*EXERCISE DESCRIPTION*. Please render the lines below as a Markdown table with two columns, Row and Line, giving each line a row number and leaving out any blank lines.

* * *

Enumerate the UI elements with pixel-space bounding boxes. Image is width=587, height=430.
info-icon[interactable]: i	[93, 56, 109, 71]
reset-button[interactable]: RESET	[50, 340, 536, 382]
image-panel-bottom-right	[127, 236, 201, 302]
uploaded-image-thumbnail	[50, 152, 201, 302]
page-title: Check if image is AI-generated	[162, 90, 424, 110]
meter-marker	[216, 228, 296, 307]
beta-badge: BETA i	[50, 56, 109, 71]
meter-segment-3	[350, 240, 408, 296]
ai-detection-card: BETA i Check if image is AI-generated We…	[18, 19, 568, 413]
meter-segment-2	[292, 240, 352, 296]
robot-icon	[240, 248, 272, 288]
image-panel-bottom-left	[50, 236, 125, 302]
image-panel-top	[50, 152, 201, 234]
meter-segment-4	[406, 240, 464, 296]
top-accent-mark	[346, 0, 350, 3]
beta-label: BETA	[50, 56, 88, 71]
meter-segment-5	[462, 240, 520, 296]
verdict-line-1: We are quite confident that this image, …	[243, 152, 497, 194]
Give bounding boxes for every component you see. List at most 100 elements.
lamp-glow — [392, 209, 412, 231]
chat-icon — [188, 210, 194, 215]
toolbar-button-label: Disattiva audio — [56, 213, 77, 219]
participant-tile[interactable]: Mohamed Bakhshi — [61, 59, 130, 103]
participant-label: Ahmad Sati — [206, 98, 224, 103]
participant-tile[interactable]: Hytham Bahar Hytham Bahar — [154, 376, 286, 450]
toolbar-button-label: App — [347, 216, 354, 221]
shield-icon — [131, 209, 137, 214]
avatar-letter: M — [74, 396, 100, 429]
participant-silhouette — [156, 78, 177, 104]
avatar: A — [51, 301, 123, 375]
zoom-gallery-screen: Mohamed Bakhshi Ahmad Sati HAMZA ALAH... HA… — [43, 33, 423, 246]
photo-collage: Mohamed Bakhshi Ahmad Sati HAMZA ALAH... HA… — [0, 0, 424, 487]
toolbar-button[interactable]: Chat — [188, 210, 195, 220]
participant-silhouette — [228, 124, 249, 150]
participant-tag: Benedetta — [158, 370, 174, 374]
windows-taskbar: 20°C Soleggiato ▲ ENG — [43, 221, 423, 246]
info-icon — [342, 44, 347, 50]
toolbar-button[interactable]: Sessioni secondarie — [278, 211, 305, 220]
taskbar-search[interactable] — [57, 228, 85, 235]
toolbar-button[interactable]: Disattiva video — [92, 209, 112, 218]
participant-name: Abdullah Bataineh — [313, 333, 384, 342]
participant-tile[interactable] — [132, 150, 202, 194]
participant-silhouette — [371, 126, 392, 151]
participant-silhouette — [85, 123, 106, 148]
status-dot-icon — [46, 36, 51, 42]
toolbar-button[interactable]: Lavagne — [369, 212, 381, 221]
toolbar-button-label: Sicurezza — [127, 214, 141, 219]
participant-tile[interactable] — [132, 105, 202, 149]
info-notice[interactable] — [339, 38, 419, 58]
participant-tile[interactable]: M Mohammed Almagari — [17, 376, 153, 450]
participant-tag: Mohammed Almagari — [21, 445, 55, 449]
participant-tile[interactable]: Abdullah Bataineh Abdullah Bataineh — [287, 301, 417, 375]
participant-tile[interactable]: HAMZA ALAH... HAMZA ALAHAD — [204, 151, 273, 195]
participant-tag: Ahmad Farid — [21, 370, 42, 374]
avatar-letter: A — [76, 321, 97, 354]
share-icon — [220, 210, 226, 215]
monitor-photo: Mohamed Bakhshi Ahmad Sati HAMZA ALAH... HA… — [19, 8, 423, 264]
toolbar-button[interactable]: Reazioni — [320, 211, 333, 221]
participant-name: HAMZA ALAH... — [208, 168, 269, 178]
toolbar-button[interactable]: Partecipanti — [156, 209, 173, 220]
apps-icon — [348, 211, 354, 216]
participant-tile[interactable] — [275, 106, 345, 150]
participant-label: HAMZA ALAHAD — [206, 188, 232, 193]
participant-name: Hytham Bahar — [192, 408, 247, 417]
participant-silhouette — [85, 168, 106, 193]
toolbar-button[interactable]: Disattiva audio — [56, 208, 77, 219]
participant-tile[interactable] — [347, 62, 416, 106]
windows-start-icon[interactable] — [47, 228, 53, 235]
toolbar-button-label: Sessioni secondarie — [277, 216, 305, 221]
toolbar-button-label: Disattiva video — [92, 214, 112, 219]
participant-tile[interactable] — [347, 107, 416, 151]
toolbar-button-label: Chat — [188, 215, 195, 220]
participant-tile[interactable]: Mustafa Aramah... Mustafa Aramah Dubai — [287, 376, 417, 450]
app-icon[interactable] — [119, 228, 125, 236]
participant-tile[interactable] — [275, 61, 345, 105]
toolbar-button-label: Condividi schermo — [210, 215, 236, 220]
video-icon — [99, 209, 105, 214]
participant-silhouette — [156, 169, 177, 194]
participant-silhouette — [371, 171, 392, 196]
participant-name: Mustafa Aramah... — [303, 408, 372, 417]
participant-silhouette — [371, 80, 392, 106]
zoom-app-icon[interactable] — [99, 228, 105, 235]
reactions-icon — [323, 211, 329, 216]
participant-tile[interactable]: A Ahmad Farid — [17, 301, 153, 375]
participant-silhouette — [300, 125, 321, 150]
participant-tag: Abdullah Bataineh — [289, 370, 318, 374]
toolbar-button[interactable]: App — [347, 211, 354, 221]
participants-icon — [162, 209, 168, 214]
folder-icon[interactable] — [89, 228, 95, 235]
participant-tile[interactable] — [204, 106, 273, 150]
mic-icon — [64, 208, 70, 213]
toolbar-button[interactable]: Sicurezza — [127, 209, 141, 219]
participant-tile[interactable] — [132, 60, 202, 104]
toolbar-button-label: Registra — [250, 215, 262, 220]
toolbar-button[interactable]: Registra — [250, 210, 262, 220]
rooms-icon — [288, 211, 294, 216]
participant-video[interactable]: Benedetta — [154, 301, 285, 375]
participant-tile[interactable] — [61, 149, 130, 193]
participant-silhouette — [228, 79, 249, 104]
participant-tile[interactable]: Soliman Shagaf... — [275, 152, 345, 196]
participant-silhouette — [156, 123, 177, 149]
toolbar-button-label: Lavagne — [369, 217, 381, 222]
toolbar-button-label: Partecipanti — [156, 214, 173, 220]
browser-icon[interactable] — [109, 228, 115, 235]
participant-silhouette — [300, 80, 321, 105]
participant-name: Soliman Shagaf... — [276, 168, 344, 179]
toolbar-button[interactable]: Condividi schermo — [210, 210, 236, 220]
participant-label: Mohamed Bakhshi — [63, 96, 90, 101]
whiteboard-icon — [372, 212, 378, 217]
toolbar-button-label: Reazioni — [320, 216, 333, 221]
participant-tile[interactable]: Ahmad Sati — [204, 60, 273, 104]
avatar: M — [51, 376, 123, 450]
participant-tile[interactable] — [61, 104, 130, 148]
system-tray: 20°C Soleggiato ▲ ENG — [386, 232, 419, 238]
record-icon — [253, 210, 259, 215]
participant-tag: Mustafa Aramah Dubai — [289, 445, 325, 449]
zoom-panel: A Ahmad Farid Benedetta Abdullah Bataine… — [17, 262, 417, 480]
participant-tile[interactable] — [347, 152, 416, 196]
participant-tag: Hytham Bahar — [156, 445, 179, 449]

* * *

*EXPECTED ANSWER*.
| Row | Line |
|---|---|
| 1 | Enumerate the UI elements with pixel-space bounding boxes. Image is width=587, height=430. |
| 2 | info-icon[interactable]: i	[93, 56, 109, 71] |
| 3 | reset-button[interactable]: RESET	[50, 340, 536, 382] |
| 4 | image-panel-bottom-right	[127, 236, 201, 302] |
| 5 | uploaded-image-thumbnail	[50, 152, 201, 302] |
| 6 | page-title: Check if image is AI-generated	[162, 90, 424, 110] |
| 7 | meter-marker	[216, 228, 296, 307] |
| 8 | beta-badge: BETA i	[50, 56, 109, 71] |
| 9 | meter-segment-3	[350, 240, 408, 296] |
| 10 | ai-detection-card: BETA i Check if image is AI-generated We…	[18, 19, 568, 413] |
| 11 | meter-segment-2	[292, 240, 352, 296] |
| 12 | robot-icon	[240, 248, 272, 288] |
| 13 | image-panel-bottom-left	[50, 236, 125, 302] |
| 14 | image-panel-top	[50, 152, 201, 234] |
| 15 | meter-segment-4	[406, 240, 464, 296] |
| 16 | top-accent-mark	[346, 0, 350, 3] |
| 17 | beta-label: BETA	[50, 56, 88, 71] |
| 18 | meter-segment-5	[462, 240, 520, 296] |
| 19 | verdict-line-1: We are quite confident that this image, …	[243, 152, 497, 194] |
| 20 | Give bounding boxes for every component you see. List at most 100 elements. |
| 21 | lamp-glow — [392, 209, 412, 231] |
| 22 | chat-icon — [188, 210, 194, 215] |
| 23 | toolbar-button-label: Disattiva audio — [56, 213, 77, 219] |
| 24 | participant-tile[interactable]: Mohamed Bakhshi — [61, 59, 130, 103] |
| 25 | participant-label: Ahmad Sati — [206, 98, 224, 103] |
| 26 | participant-tile[interactable]: Hytham Bahar Hytham Bahar — [154, 376, 286, 450] |
| 27 | toolbar-button-label: App — [347, 216, 354, 221] |
| 28 | shield-icon — [131, 209, 137, 214] |
| 29 | avatar-letter: M — [74, 396, 100, 429] |
| 30 | participant-silhouette — [156, 78, 177, 104] |
| 31 | avatar: A — [51, 301, 123, 375] |
| 32 | zoom-gallery-screen: Mohamed Bakhshi Ahmad Sati HAMZA ALAH... HA… — [43, 33, 423, 246] |
| 33 | photo-collage: Mohamed Bakhshi Ahmad Sati HAMZA ALAH... HA… — [0, 0, 424, 487] |
| 34 | toolbar-button[interactable]: Chat — [188, 210, 195, 220] |
| 35 | participant-silhouette — [228, 124, 249, 150] |
| 36 | participant-tag: Benedetta — [158, 370, 174, 374] |
| 37 | windows-taskbar: 20°C Soleggiato ▲ ENG — [43, 221, 423, 246] |
| 38 | info-icon — [342, 44, 347, 50] |
| 39 | toolbar-button[interactable]: Sessioni secondarie — [278, 211, 305, 220] |
| 40 | taskbar-search[interactable] — [57, 228, 85, 235] |
| 41 | toolbar-button[interactable]: Disattiva video — [92, 209, 112, 218] |
| 42 | participant-name: Abdullah Bataineh — [313, 333, 384, 342] |
| 43 | participant-tile[interactable] — [132, 150, 202, 194] |
| 44 | participant-silhouette — [371, 126, 392, 151] |
| 45 | participant-silhouette — [85, 123, 106, 148] |
| 46 | status-dot-icon — [46, 36, 51, 42] |
| 47 | toolbar-button[interactable]: Lavagne — [369, 212, 381, 221] |
| 48 | toolbar-button-label: Sicurezza — [127, 214, 141, 219] |
| 49 | participant-tile[interactable] — [132, 105, 202, 149] |
| 50 | info-notice[interactable] — [339, 38, 419, 58] |
| 51 | participant-tile[interactable]: M Mohammed Almagari — [17, 376, 153, 450] |
| 52 | participant-tag: Mohammed Almagari — [21, 445, 55, 449] |
| 53 | participant-tile[interactable]: Abdullah Bataineh Abdullah Bataineh — [287, 301, 417, 375] |
| 54 | participant-tile[interactable]: HAMZA ALAH... HAMZA ALAHAD — [204, 151, 273, 195] |
| 55 | participant-tag: Ahmad Farid — [21, 370, 42, 374] |
| 56 | avatar-letter: A — [76, 321, 97, 354] |
| 57 | share-icon — [220, 210, 226, 215] |
| 58 | monitor-photo: Mohamed Bakhshi Ahmad Sati HAMZA ALAH... HA… — [19, 8, 423, 264] |
| 59 | toolbar-button[interactable]: Reazioni — [320, 211, 333, 221] |
| 60 | participant-name: HAMZA ALAH... — [208, 168, 269, 178] |
| 61 | toolbar-button[interactable]: Partecipanti — [156, 209, 173, 220] |
| 62 | apps-icon — [348, 211, 354, 216] |
| 63 | participant-tile[interactable] — [275, 106, 345, 150] |
| 64 | participant-label: HAMZA ALAHAD — [206, 188, 232, 193] |
| 65 | participant-name: Hytham Bahar — [192, 408, 247, 417] |
| 66 | participant-silhouette — [85, 168, 106, 193] |
| 67 | toolbar-button[interactable]: Disattiva audio — [56, 208, 77, 219] |
| 68 | participant-tile[interactable] — [347, 62, 416, 106] |
| 69 | windows-start-icon[interactable] — [47, 228, 53, 235] |
| 70 | toolbar-button-label: Sessioni secondarie — [277, 216, 305, 221] |
| 71 | toolbar-button-label: Disattiva video — [92, 214, 112, 219] |
| 72 | participant-tile[interactable] — [347, 107, 416, 151] |
| 73 | toolbar-button-label: Chat — [188, 215, 195, 220] |
| 74 | participant-tile[interactable]: Mustafa Aramah... Mustafa Aramah Dubai — [287, 376, 417, 450] |
| 75 | app-icon[interactable] — [119, 228, 125, 236] |
| 76 | participant-tile[interactable] — [275, 61, 345, 105] |
| 77 | toolbar-button-label: Condividi schermo — [210, 215, 236, 220] |
| 78 | video-icon — [99, 209, 105, 214] |
| 79 | participant-silhouette — [156, 169, 177, 194] |
| 80 | participant-silhouette — [371, 171, 392, 196] |
| 81 | participant-name: Mustafa Aramah... — [303, 408, 372, 417] |
| 82 | participant-silhouette — [371, 80, 392, 106] |
| 83 | zoom-app-icon[interactable] — [99, 228, 105, 235] |
| 84 | reactions-icon — [323, 211, 329, 216] |
| 85 | participant-tile[interactable]: A Ahmad Farid — [17, 301, 153, 375] |
| 86 | participant-silhouette — [300, 125, 321, 150] |
| 87 | participant-tag: Abdullah Bataineh — [289, 370, 318, 374] |
| 88 | toolbar-button[interactable]: App — [347, 211, 354, 221] |
| 89 | participants-icon — [162, 209, 168, 214] |
| 90 | folder-icon[interactable] — [89, 228, 95, 235] |
| 91 | participant-tile[interactable] — [204, 106, 273, 150] |
| 92 | mic-icon — [64, 208, 70, 213] |
| 93 | toolbar-button[interactable]: Sicurezza — [127, 209, 141, 219] |
| 94 | participant-tile[interactable] — [132, 60, 202, 104] |
| 95 | toolbar-button-label: Registra — [250, 215, 262, 220] |
| 96 | toolbar-button[interactable]: Registra — [250, 210, 262, 220] |
| 97 | rooms-icon — [288, 211, 294, 216] |
| 98 | participant-video[interactable]: Benedetta — [154, 301, 285, 375] |
| 99 | participant-tile[interactable] — [61, 149, 130, 193] |
| 100 | participant-silhouette — [228, 79, 249, 104] |
| 101 | participant-tile[interactable]: Soliman Shagaf... — [275, 152, 345, 196] |
| 102 | participant-silhouette — [156, 123, 177, 149] |
| 103 | toolbar-button-label: Lavagne — [369, 217, 381, 222] |
| 104 | toolbar-button-label: Partecipanti — [156, 214, 173, 220] |
| 105 | browser-icon[interactable] — [109, 228, 115, 235] |
| 106 | participant-silhouette — [300, 80, 321, 105] |
| 107 | participant-name: Soliman Shagaf... — [276, 168, 344, 179] |
| 108 | toolbar-button[interactable]: Condividi schermo — [210, 210, 236, 220] |
| 109 | participant-label: Mohamed Bakhshi — [63, 96, 90, 101] |
| 110 | whiteboard-icon — [372, 212, 378, 217] |
| 111 | toolbar-button-label: Reazioni — [320, 216, 333, 221] |
| 112 | participant-tile[interactable]: Ahmad Sati — [204, 60, 273, 104] |
| 113 | avatar: M — [51, 376, 123, 450] |
| 114 | participant-tile[interactable] — [61, 104, 130, 148] |
| 115 | system-tray: 20°C Soleggiato ▲ ENG — [386, 232, 419, 238] |
| 116 | record-icon — [253, 210, 259, 215] |
| 117 | participant-tag: Mustafa Aramah Dubai — [289, 445, 325, 449] |
| 118 | zoom-panel: A Ahmad Farid Benedetta Abdullah Bataine… — [17, 262, 417, 480] |
| 119 | participant-tile[interactable] — [347, 152, 416, 196] |
| 120 | participant-tag: Hytham Bahar — [156, 445, 179, 449] |